Gather each line of the entries below that includes "null".

begin

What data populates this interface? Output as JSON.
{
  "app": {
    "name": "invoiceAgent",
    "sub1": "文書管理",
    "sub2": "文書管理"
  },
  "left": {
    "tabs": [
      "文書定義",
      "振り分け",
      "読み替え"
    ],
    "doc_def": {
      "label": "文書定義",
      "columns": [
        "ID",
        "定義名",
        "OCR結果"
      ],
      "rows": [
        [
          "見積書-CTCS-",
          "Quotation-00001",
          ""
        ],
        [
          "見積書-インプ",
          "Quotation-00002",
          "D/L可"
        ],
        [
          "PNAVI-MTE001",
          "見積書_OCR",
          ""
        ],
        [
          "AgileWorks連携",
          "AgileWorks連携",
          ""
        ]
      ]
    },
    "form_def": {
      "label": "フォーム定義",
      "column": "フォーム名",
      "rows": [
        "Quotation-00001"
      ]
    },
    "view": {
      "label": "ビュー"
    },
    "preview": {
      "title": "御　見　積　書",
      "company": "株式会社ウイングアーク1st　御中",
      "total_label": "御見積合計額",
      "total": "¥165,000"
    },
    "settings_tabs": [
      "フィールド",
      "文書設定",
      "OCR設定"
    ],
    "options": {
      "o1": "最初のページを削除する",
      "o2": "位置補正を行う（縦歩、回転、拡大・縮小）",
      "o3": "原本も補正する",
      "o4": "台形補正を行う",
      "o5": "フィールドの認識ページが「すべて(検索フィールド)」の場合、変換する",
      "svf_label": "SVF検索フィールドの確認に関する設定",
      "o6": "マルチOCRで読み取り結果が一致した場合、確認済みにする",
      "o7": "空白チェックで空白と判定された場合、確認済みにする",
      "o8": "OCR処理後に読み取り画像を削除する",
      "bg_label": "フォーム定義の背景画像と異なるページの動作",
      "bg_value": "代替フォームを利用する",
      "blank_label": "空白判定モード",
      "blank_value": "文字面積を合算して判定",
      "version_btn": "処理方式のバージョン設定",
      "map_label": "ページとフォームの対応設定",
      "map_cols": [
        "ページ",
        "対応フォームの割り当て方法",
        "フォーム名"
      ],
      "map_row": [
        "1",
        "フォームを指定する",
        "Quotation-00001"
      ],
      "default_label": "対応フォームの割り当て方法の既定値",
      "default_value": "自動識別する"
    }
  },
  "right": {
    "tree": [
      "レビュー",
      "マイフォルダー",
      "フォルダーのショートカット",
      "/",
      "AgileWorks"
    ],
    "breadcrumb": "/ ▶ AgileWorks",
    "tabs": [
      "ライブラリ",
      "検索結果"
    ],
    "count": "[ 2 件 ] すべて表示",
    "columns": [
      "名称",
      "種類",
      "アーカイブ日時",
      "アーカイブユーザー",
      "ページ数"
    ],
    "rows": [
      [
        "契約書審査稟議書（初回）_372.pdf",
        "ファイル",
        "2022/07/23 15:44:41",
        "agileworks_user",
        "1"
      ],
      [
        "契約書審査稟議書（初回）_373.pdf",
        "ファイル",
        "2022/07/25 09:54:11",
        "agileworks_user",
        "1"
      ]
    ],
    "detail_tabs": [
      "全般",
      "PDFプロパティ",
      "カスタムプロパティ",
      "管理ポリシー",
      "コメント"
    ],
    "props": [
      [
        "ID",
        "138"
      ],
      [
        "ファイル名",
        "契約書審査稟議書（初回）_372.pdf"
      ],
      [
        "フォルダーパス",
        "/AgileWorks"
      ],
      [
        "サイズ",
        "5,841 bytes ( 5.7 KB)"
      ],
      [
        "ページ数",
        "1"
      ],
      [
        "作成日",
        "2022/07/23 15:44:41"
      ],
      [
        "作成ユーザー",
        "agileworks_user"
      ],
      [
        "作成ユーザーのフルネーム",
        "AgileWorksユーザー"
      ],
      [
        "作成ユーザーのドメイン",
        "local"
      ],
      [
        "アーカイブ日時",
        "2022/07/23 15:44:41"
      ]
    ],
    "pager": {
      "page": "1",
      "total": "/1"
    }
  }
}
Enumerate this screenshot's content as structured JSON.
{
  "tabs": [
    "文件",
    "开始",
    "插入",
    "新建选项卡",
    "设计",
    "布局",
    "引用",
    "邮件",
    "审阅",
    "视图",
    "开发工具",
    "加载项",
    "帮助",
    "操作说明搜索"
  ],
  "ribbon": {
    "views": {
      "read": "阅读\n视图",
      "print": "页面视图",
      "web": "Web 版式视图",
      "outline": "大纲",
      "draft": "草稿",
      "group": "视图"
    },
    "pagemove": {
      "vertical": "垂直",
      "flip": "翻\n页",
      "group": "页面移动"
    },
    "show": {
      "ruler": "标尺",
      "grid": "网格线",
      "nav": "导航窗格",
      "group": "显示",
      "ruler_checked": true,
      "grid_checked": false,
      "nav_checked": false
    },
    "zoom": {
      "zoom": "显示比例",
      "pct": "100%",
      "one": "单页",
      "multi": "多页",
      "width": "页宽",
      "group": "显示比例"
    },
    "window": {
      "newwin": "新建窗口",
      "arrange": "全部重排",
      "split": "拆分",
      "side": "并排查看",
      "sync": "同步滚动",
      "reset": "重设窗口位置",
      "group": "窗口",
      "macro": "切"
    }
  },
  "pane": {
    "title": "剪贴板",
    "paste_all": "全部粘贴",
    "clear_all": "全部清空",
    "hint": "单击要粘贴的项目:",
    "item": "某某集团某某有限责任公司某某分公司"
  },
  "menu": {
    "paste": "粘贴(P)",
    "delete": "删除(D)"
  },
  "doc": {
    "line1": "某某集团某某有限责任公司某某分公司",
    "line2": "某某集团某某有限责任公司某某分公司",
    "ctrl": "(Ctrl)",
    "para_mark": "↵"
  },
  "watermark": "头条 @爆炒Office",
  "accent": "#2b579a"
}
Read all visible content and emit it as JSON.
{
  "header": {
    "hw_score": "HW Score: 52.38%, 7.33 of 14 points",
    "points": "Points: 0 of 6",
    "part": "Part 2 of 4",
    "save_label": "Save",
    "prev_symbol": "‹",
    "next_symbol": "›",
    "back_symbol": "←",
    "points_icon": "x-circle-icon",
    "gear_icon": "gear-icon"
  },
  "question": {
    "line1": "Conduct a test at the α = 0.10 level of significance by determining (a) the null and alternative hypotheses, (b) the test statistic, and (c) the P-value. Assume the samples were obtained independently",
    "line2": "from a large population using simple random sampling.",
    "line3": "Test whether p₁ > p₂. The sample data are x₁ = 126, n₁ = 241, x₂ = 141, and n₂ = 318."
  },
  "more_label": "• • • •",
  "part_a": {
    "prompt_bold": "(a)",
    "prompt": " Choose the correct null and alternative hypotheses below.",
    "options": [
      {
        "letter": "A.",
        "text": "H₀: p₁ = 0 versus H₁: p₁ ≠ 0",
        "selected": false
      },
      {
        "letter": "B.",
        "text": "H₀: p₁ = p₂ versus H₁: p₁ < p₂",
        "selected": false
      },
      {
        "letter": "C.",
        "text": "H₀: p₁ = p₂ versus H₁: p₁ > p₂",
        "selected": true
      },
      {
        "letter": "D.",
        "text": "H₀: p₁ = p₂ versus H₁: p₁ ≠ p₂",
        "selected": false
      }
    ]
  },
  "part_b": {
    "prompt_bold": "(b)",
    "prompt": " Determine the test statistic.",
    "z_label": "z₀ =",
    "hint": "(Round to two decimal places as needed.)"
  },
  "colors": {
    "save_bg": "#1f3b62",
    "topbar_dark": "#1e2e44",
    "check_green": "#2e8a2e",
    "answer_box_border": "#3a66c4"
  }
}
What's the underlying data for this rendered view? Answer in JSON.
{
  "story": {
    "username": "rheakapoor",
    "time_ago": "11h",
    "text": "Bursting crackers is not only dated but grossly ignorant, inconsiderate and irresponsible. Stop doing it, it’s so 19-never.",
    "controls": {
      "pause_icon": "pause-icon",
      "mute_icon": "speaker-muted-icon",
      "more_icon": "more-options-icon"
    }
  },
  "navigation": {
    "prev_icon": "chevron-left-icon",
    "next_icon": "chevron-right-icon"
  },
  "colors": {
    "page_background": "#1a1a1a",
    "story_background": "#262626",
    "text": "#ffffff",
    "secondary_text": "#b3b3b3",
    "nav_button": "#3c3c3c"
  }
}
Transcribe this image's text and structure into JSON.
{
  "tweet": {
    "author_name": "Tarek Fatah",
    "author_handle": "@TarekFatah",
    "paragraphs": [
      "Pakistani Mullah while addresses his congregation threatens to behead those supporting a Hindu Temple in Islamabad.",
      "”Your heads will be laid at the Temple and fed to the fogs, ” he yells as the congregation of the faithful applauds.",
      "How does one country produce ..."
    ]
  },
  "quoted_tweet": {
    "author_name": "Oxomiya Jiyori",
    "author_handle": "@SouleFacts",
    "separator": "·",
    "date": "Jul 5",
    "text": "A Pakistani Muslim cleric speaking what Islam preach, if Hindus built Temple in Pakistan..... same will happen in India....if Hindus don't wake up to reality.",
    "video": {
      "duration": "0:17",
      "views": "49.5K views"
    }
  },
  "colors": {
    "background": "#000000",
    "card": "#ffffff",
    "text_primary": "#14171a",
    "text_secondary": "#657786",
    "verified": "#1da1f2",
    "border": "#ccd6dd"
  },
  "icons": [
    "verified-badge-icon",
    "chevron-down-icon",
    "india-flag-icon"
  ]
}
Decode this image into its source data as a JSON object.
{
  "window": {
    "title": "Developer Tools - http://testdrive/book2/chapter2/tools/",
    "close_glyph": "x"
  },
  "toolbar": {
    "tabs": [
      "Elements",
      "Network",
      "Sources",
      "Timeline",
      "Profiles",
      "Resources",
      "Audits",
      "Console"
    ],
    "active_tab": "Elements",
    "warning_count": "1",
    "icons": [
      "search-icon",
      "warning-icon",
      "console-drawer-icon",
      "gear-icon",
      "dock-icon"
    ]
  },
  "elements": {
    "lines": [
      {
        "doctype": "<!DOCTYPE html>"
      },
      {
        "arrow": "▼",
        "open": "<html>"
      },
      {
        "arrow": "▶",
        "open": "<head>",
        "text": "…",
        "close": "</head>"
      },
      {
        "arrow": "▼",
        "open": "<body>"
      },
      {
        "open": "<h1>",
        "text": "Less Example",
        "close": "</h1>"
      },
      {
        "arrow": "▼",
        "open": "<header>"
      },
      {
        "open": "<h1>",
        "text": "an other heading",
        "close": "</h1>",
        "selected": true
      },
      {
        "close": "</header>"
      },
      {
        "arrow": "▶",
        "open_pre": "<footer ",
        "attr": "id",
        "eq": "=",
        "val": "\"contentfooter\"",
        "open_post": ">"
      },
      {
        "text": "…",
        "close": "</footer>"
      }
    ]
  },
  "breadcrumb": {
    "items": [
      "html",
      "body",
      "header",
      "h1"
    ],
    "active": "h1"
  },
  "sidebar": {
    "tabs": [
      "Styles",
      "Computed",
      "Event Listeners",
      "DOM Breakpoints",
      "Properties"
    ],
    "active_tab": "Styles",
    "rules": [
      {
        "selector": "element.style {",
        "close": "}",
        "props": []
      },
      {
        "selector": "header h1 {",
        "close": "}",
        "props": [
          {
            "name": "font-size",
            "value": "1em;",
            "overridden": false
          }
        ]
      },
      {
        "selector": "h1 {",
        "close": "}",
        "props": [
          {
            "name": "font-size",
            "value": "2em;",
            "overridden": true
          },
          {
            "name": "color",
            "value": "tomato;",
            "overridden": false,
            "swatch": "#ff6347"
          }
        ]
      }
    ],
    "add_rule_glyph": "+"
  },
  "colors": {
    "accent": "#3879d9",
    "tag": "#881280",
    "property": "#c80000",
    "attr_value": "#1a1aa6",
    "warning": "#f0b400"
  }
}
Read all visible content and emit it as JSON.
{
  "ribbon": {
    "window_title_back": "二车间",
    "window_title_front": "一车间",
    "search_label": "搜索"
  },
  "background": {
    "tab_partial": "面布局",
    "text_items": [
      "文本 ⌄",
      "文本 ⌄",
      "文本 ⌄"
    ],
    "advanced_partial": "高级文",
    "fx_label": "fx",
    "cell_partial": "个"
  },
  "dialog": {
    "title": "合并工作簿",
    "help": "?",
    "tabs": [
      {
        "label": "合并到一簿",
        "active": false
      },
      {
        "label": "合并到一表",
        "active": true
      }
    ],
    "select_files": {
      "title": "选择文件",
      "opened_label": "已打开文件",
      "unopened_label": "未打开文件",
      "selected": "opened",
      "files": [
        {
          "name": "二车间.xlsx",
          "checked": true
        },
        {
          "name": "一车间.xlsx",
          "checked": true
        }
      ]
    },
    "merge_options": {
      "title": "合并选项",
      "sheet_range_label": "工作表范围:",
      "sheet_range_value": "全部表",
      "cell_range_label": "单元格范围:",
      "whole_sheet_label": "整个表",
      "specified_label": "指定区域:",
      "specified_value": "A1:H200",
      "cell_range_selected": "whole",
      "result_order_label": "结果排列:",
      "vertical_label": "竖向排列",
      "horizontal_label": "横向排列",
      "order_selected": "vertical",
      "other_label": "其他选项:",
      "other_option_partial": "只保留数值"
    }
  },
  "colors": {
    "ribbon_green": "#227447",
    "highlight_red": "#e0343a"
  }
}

end

Exercise output:
    "line1": "Conduct a test at the α = 0.10 level of significance by determining (a) the null and alternative hypotheses, (b) the test statistic, and (c) the P-value. Assume the samples were obtained independently",
    "prompt": " Choose the correct null and alternative hypotheses below.",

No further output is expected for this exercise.